Copy out every record below with complete accuracy.

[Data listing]
** Begin **

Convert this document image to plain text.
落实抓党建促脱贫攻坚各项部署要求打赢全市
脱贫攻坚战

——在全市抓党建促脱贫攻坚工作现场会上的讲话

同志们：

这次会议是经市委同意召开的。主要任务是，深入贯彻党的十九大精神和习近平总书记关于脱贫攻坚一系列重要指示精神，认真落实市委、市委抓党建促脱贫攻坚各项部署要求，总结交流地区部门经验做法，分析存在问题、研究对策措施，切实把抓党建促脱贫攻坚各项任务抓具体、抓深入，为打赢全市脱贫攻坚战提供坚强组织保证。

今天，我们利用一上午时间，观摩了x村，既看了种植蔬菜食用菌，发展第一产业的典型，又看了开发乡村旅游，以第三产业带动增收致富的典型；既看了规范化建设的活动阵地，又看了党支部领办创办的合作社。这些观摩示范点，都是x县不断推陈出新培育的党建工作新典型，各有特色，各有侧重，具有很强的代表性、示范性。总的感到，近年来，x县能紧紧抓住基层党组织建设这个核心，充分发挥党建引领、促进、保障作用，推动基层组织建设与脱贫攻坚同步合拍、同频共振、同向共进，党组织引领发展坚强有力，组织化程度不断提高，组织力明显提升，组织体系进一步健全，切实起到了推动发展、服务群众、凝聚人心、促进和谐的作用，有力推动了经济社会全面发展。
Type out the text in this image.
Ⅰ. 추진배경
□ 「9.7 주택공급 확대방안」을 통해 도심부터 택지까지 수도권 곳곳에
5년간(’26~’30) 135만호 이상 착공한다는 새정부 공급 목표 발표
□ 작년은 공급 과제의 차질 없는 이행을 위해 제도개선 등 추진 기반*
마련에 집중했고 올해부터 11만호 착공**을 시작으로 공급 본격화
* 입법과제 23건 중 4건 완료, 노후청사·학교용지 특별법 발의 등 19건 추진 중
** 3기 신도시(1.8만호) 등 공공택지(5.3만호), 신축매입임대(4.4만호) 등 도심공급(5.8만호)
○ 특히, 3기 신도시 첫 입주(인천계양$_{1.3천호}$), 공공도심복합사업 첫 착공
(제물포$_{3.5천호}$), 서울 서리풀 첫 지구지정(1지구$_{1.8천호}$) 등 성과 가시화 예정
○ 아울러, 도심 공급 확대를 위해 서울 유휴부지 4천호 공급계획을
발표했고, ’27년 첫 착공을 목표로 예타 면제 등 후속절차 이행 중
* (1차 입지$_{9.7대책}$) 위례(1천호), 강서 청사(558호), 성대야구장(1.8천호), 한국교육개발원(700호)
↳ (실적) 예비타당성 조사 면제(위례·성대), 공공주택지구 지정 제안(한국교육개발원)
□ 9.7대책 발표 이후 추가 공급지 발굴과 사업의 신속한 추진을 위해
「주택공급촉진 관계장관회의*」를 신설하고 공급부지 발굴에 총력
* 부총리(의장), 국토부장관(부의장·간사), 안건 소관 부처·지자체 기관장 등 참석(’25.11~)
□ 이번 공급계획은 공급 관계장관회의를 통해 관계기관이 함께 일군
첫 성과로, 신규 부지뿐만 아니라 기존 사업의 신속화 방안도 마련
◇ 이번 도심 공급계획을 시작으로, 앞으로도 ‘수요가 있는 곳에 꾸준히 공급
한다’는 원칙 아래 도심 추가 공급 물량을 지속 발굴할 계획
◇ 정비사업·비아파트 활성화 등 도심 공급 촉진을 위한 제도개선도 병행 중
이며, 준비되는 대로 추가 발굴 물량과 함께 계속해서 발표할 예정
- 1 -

** End **

## Expected output
Convert this document image to plain text.
落实抓党建促脱贫攻坚各项部署要求打赢全市
脱贫攻坚战

——在全市抓党建促脱贫攻坚工作现场会上的讲话

同志们：

这次会议是经市委同意召开的。主要任务是，深入贯彻党的十九大精神和习近平总书记关于脱贫攻坚一系列重要指示精神，认真落实市委、市委抓党建促脱贫攻坚各项部署要求，总结交流地区部门经验做法，分析存在问题、研究对策措施，切实把抓党建促脱贫攻坚各项任务抓具体、抓深入，为打赢全市脱贫攻坚战提供坚强组织保证。

今天，我们利用一上午时间，观摩了x村，既看了种植蔬菜食用菌，发展第一产业的典型，又看了开发乡村旅游，以第三产业带动增收致富的典型；既看了规范化建设的活动阵地，又看了党支部领办创办的合作社。这些观摩示范点，都是x县不断推陈出新培育的党建工作新典型，各有特色，各有侧重，具有很强的代表性、示范性。总的感到，近年来，x县能紧紧抓住基层党组织建设这个核心，充分发挥党建引领、促进、保障作用，推动基层组织建设与脱贫攻坚同步合拍、同频共振、同向共进，党组织引领发展坚强有力，组织化程度不断提高，组织力明显提升，组织体系进一步健全，切实起到了推动发展、服务群众、凝聚人心、促进和谐的作用，有力推动了经济社会全面发展。
Type out the text in this image.
Ⅰ. 추진배경
□ 「9.7 주택공급 확대방안」을 통해 도심부터 택지까지 수도권 곳곳에
5년간(’26~’30) 135만호 이상 착공한다는 새정부 공급 목표 발표
□ 작년은 공급 과제의 차질 없는 이행을 위해 제도개선 등 추진 기반*
마련에 집중했고 올해부터 11만호 착공**을 시작으로 공급 본격화
* 입법과제 23건 중 4건 완료, 노후청사·학교용지 특별법 발의 등 19건 추진 중
** 3기 신도시(1.8만호) 등 공공택지(5.3만호), 신축매입임대(4.4만호) 등 도심공급(5.8만호)
○ 특히, 3기 신도시 첫 입주(인천계양$_{1.3천호}$), 공공도심복합사업 첫 착공
(제물포$_{3.5천호}$), 서울 서리풀 첫 지구지정(1지구$_{1.8천호}$) 등 성과 가시화 예정
○ 아울러, 도심 공급 확대를 위해 서울 유휴부지 4천호 공급계획을
발표했고, ’27년 첫 착공을 목표로 예타 면제 등 후속절차 이행 중
* (1차 입지$_{9.7대책}$) 위례(1천호), 강서 청사(558호), 성대야구장(1.8천호), 한국교육개발원(700호)
↳ (실적) 예비타당성 조사 면제(위례·성대), 공공주택지구 지정 제안(한국교육개발원)
□ 9.7대책 발표 이후 추가 공급지 발굴과 사업의 신속한 추진을 위해
「주택공급촉진 관계장관회의*」를 신설하고 공급부지 발굴에 총력
* 부총리(의장), 국토부장관(부의장·간사), 안건 소관 부처·지자체 기관장 등 참석(’25.11~)
□ 이번 공급계획은 공급 관계장관회의를 통해 관계기관이 함께 일군
첫 성과로, 신규 부지뿐만 아니라 기존 사업의 신속화 방안도 마련
◇ 이번 도심 공급계획을 시작으로, 앞으로도 ‘수요가 있는 곳에 꾸준히 공급
한다’는 원칙 아래 도심 추가 공급 물량을 지속 발굴할 계획
◇ 정비사업·비아파트 활성화 등 도심 공급 촉진을 위한 제도개선도 병행 중
이며, 준비되는 대로 추가 발굴 물량과 함께 계속해서 발표할 예정
- 1 -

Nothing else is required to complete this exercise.